### [Exercise directions]
Exclude pictures; retype the lines below from the line containing "Read out every word on this page." through the end of the records, both ends kept.

begin Given records

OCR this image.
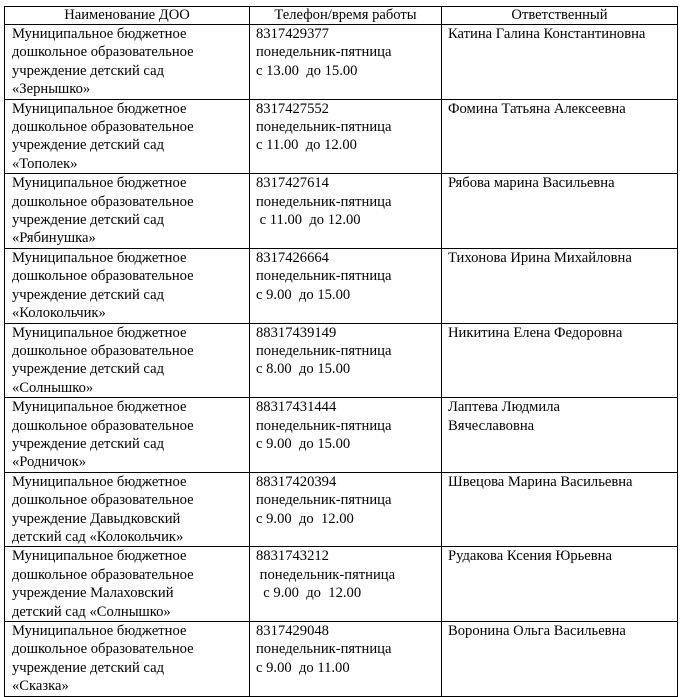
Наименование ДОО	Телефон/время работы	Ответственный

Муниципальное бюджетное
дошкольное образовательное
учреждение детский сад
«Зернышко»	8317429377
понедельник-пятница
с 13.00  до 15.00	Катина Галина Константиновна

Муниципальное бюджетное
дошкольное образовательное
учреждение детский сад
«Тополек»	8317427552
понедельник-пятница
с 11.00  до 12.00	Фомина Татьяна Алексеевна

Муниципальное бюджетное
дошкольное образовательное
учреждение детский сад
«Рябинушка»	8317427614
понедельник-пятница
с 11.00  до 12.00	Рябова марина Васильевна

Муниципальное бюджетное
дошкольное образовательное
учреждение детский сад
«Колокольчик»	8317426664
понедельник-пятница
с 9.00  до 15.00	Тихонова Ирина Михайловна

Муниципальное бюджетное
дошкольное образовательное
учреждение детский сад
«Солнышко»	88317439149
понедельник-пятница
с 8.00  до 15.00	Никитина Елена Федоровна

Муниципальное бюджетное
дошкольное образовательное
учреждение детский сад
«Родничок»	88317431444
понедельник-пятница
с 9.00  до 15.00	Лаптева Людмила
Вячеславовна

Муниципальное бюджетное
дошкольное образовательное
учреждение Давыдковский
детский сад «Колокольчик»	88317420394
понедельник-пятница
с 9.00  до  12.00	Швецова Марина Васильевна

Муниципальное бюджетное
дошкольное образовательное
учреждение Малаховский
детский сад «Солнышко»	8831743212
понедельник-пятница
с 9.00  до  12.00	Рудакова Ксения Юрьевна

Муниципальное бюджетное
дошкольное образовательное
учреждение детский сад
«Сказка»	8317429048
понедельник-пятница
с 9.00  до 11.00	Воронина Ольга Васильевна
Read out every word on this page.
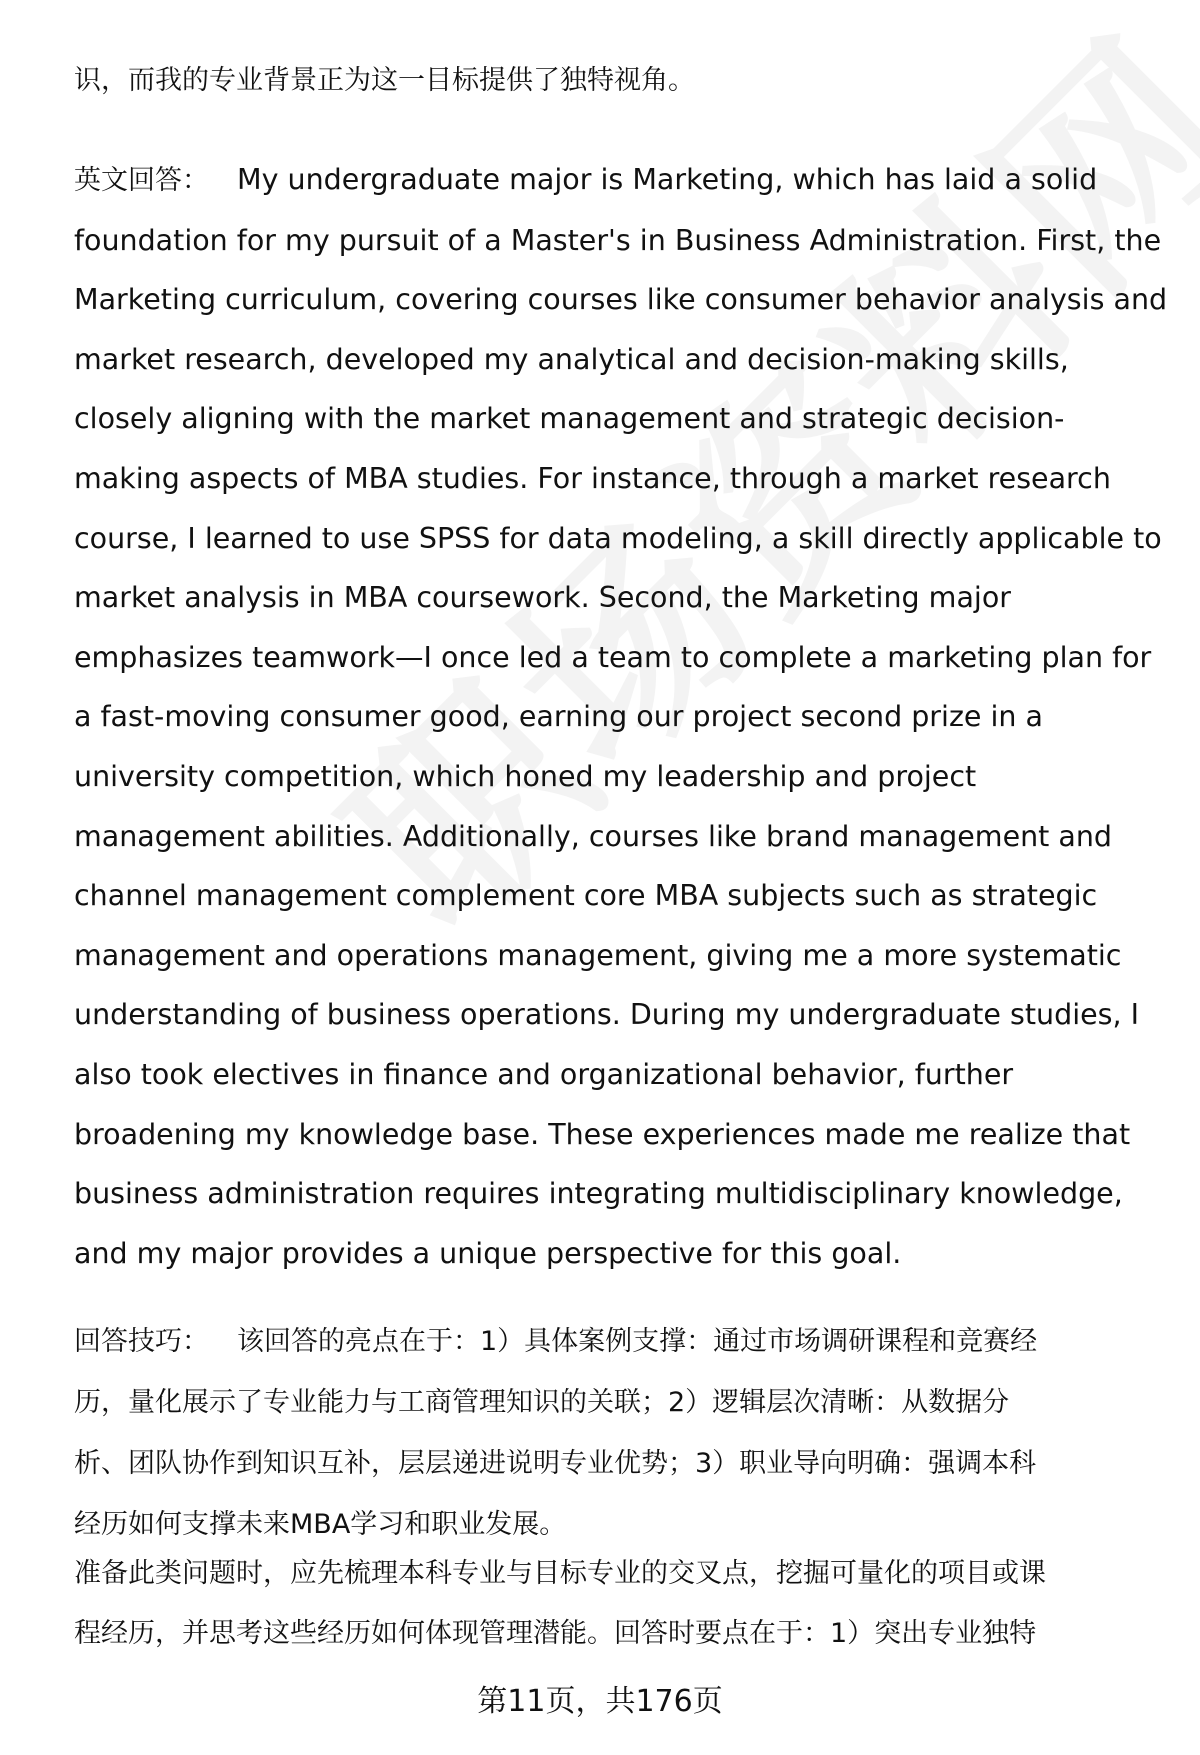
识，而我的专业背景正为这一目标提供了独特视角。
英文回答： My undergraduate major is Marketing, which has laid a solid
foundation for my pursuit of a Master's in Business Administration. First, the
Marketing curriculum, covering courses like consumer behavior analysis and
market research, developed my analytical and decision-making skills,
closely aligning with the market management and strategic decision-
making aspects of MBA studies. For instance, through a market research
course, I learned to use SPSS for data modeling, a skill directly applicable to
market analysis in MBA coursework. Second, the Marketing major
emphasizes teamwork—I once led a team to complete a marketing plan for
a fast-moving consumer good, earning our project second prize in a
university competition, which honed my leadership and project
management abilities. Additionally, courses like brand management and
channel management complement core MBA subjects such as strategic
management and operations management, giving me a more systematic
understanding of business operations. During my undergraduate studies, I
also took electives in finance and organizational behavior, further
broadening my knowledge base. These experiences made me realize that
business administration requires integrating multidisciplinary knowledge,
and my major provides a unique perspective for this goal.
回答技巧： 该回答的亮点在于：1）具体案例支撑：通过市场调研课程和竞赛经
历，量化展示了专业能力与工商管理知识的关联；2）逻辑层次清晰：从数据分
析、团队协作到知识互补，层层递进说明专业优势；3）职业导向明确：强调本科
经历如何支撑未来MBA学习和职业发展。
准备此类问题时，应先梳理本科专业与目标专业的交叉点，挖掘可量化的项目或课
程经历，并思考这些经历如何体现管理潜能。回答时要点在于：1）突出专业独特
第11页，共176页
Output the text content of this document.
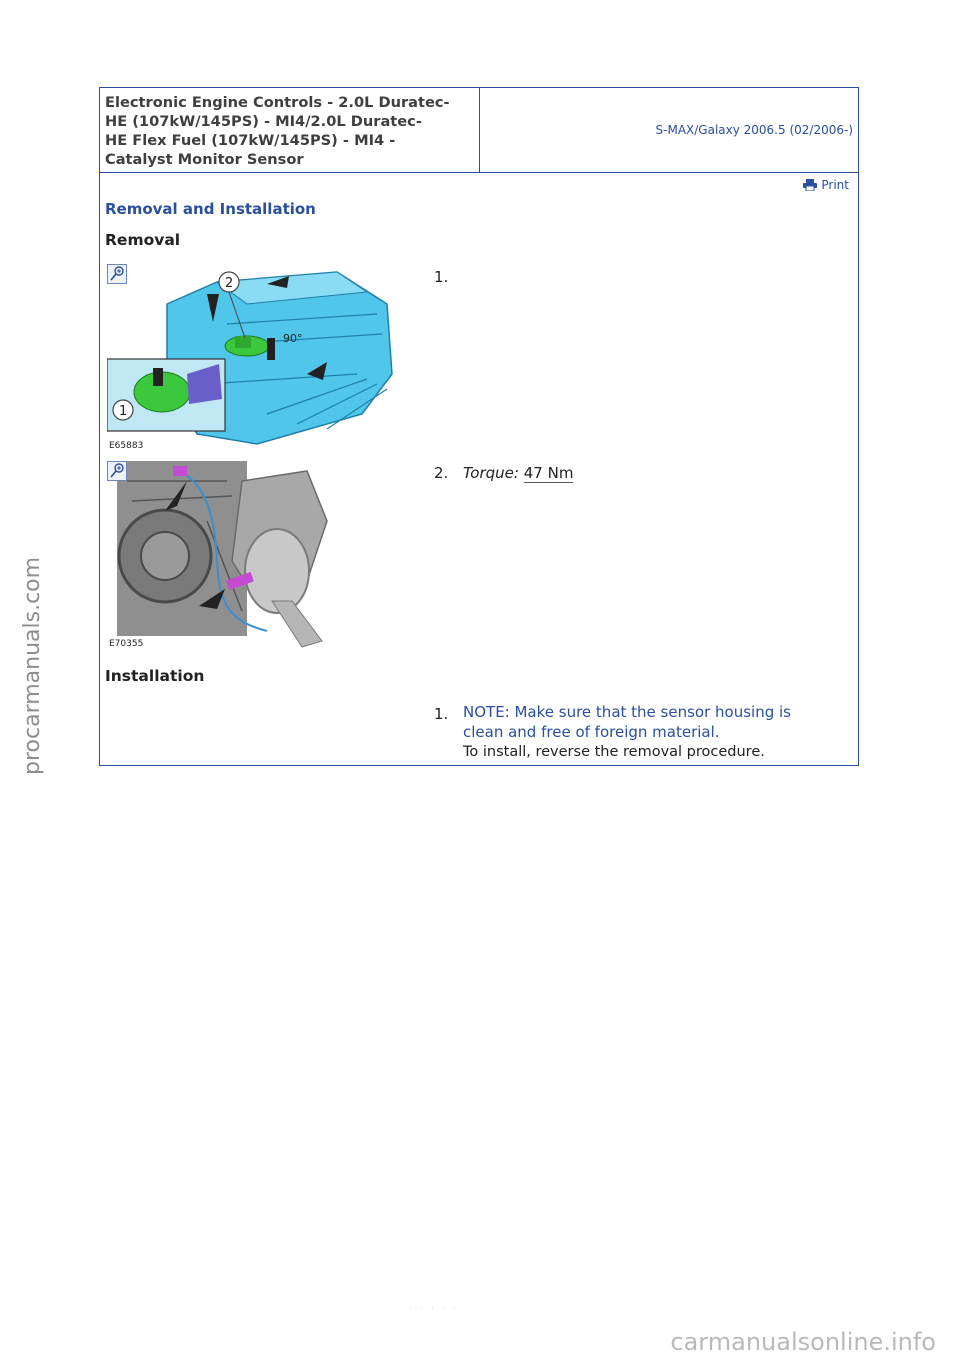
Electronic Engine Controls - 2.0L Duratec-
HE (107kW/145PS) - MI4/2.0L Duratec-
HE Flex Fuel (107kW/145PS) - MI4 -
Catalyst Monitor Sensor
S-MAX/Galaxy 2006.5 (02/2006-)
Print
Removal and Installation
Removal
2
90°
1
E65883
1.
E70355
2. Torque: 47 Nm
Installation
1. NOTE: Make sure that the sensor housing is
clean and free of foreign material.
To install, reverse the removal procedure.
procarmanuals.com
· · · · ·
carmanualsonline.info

end Given records

### [Solution]
Read out every word on this page.
识，而我的专业背景正为这一目标提供了独特视角。
英文回答： My undergraduate major is Marketing, which has laid a solid
foundation for my pursuit of a Master's in Business Administration. First, the
Marketing curriculum, covering courses like consumer behavior analysis and
market research, developed my analytical and decision-making skills,
closely aligning with the market management and strategic decision-
making aspects of MBA studies. For instance, through a market research
course, I learned to use SPSS for data modeling, a skill directly applicable to
market analysis in MBA coursework. Second, the Marketing major
emphasizes teamwork—I once led a team to complete a marketing plan for
a fast-moving consumer good, earning our project second prize in a
university competition, which honed my leadership and project
management abilities. Additionally, courses like brand management and
channel management complement core MBA subjects such as strategic
management and operations management, giving me a more systematic
understanding of business operations. During my undergraduate studies, I
also took electives in finance and organizational behavior, further
broadening my knowledge base. These experiences made me realize that
business administration requires integrating multidisciplinary knowledge,
and my major provides a unique perspective for this goal.
回答技巧： 该回答的亮点在于：1）具体案例支撑：通过市场调研课程和竞赛经
历，量化展示了专业能力与工商管理知识的关联；2）逻辑层次清晰：从数据分
析、团队协作到知识互补，层层递进说明专业优势；3）职业导向明确：强调本科
经历如何支撑未来MBA学习和职业发展。
准备此类问题时，应先梳理本科专业与目标专业的交叉点，挖掘可量化的项目或课
程经历，并思考这些经历如何体现管理潜能。回答时要点在于：1）突出专业独特
第11页，共176页
Output the text content of this document.
Electronic Engine Controls - 2.0L Duratec-
HE (107kW/145PS) - MI4/2.0L Duratec-
HE Flex Fuel (107kW/145PS) - MI4 -
Catalyst Monitor Sensor
S-MAX/Galaxy 2006.5 (02/2006-)
Print
Removal and Installation
Removal
2
90°
1
E65883
1.
E70355
2. Torque: 47 Nm
Installation
1. NOTE: Make sure that the sensor housing is
clean and free of foreign material.
To install, reverse the removal procedure.
procarmanuals.com
· · · · ·
carmanualsonline.info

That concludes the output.